#### Exercise task
Identify the lines that contain the string "Explorer" and copy all of them.

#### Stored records
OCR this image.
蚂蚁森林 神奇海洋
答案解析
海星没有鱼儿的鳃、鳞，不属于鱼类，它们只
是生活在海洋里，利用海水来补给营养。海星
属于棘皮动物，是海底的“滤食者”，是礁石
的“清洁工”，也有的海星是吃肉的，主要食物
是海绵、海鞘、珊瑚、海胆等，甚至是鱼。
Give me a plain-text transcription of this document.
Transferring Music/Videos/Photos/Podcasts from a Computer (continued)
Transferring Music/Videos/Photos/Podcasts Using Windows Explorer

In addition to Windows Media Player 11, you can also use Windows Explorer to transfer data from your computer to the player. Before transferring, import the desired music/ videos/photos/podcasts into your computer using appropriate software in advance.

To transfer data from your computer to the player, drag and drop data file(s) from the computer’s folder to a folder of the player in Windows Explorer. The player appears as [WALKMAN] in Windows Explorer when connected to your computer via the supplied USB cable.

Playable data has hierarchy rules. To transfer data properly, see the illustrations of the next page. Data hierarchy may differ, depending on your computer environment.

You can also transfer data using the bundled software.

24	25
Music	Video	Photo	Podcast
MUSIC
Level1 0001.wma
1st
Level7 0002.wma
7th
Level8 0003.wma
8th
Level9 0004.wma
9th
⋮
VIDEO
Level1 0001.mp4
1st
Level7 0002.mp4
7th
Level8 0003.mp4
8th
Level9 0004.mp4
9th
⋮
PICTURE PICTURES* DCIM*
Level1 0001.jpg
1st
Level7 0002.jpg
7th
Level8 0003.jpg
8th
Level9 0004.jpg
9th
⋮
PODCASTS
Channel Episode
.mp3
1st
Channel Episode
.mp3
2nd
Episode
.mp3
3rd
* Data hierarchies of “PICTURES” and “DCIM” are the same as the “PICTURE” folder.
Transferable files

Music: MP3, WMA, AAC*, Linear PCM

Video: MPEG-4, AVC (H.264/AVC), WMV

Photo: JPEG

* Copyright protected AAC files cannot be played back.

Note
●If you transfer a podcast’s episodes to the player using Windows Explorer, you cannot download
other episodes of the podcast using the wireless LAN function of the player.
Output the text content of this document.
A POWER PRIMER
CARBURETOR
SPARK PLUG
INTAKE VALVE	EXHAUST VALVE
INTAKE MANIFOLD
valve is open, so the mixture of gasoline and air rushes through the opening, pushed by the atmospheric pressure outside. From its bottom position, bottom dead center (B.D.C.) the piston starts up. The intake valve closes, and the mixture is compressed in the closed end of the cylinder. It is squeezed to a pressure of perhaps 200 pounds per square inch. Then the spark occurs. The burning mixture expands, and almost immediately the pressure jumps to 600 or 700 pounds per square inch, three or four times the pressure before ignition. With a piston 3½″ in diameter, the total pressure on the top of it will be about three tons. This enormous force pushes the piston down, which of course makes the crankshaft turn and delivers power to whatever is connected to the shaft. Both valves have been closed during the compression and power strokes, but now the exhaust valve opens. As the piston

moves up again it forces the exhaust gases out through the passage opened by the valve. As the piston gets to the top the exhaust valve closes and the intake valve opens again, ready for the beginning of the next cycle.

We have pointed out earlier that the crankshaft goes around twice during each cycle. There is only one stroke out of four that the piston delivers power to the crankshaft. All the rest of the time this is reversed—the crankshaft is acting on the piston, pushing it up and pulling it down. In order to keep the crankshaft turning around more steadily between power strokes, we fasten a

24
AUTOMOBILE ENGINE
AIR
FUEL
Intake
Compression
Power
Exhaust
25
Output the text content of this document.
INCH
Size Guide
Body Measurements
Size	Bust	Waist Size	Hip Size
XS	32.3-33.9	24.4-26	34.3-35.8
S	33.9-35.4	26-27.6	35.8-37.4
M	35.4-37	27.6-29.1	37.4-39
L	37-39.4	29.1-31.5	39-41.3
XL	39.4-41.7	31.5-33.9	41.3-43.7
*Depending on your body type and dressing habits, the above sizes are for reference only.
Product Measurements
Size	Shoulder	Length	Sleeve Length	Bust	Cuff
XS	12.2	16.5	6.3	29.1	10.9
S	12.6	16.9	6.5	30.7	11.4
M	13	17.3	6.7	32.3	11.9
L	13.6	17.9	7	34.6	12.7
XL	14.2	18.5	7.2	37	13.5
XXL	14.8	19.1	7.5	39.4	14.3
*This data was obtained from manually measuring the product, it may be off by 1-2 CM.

#### Task solution
Transferring Music/Videos/Photos/Podcasts Using Windows Explorer
In addition to Windows Media Player 11, you can also use Windows Explorer to transfer data from your computer to the player. Before transferring, import the desired music/ videos/photos/podcasts into your computer using appropriate software in advance.
To transfer data from your computer to the player, drag and drop data file(s) from the computer’s folder to a folder of the player in Windows Explorer. The player appears as [WALKMAN] in Windows Explorer when connected to your computer via the supplied USB cable.
●If you transfer a podcast’s episodes to the player using Windows Explorer, you cannot download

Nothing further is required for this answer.